>> START
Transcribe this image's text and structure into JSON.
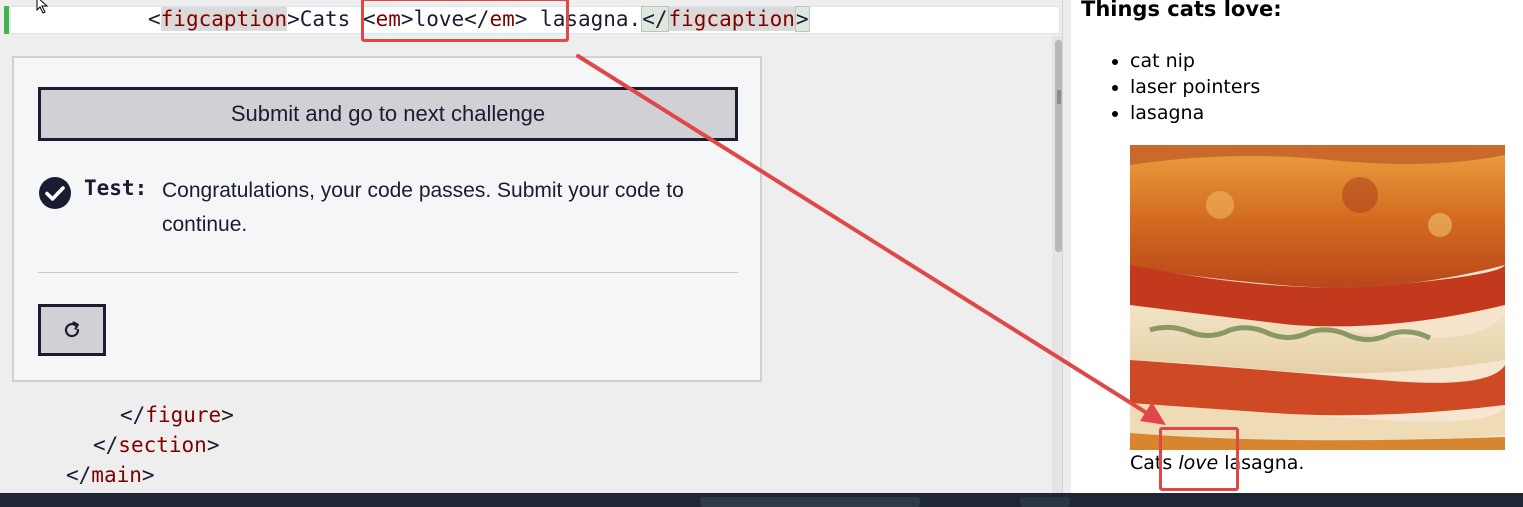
{
  "editor": {
    "line1": {
      "open_tag_lt": "<",
      "open_tag_name": "figcaption",
      "open_tag_gt": ">",
      "text_before": "Cats ",
      "em_open": "<em>",
      "em_text": "love",
      "em_close": "</em>",
      "text_after": " lasagna.",
      "close_tag_lt": "</",
      "close_tag_name": "figcaption",
      "close_tag_gt": ">"
    },
    "line2": {
      "lt": "</",
      "name": "figure",
      "gt": ">"
    },
    "line3": {
      "lt": "</",
      "name": "section",
      "gt": ">"
    },
    "line4": {
      "lt": "</",
      "name": "main",
      "gt": ">"
    }
  },
  "test_panel": {
    "submit_label": "Submit and go to next challenge",
    "test_label": "Test:",
    "message": "Congratulations, your code passes. Submit your code to continue.",
    "reset_icon": "refresh-icon",
    "check_icon": "check-circle-icon"
  },
  "preview": {
    "heading": "Things cats love:",
    "list": [
      "cat nip",
      "laser pointers",
      "lasagna"
    ],
    "caption_before": "Cats ",
    "caption_em": "love",
    "caption_after": " lasagna."
  },
  "colors": {
    "accent_annotation": "#e04848",
    "button_bg": "#d0d0d5",
    "text_dark": "#1b1b32",
    "tag_color": "#800000",
    "gutter_green": "#3eb44a"
  }
}
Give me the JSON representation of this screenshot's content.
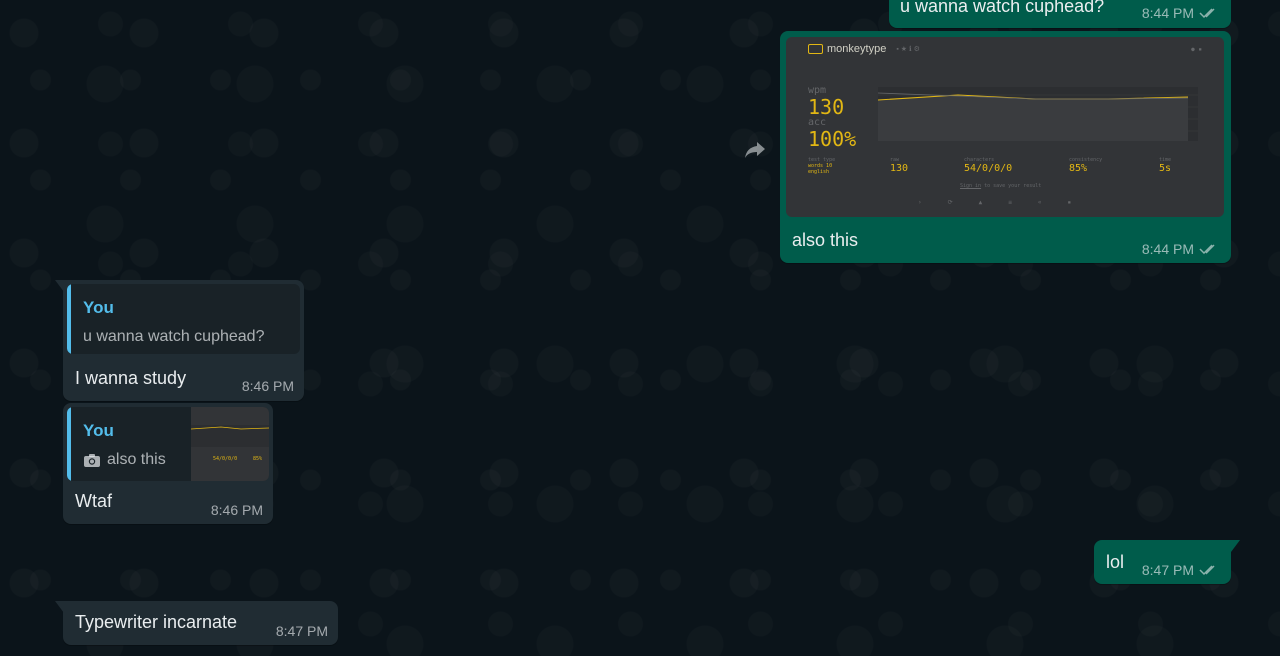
{
  "colors": {
    "outgoing_bubble": "#005c4b",
    "incoming_bubble": "#202c33",
    "quote_accent": "#53bdeb",
    "chat_background": "#0b141a"
  },
  "messages": [
    {
      "direction": "outgoing",
      "text": "u wanna watch cuphead?",
      "time": "8:44 PM",
      "status": "read-double-check-icon"
    },
    {
      "direction": "outgoing",
      "type": "image",
      "caption": "also this",
      "time": "8:44 PM",
      "status": "read-double-check-icon",
      "image": {
        "app_name": "monkeytype",
        "wpm_label": "wpm",
        "wpm_value": "130",
        "acc_label": "acc",
        "acc_value": "100%",
        "test_type_label": "test type",
        "test_type_value_1": "words 10",
        "test_type_value_2": "english",
        "raw_label": "raw",
        "raw_value": "130",
        "characters_label": "characters",
        "characters_value": "54/0/0/0",
        "consistency_label": "consistency",
        "consistency_value": "85%",
        "time_label": "time",
        "time_value": "5s",
        "sign_in_link": "Sign in",
        "sign_in_text": "to save your result"
      }
    },
    {
      "direction": "incoming",
      "quote_author": "You",
      "quote_text": "u wanna watch cuphead?",
      "text": "I wanna study",
      "time": "8:46 PM"
    },
    {
      "direction": "incoming",
      "quote_author": "You",
      "quote_icon": "camera-icon",
      "quote_text": "also this",
      "quote_thumb_value": "54/0/0/0",
      "quote_thumb_pct": "85%",
      "text": "Wtaf",
      "time": "8:46 PM"
    },
    {
      "direction": "outgoing",
      "text": "lol",
      "time": "8:47 PM",
      "status": "read-double-check-icon"
    },
    {
      "direction": "incoming",
      "text": "Typewriter incarnate",
      "time": "8:47 PM"
    }
  ],
  "forward_icon": "forward-icon"
}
>> END
- [THE TASK]:
Search the data for the string "watch". List each line that has it.

- [OUTPUT]:
      "text": "u wanna watch cuphead?",
      "quote_text": "u wanna watch cuphead?",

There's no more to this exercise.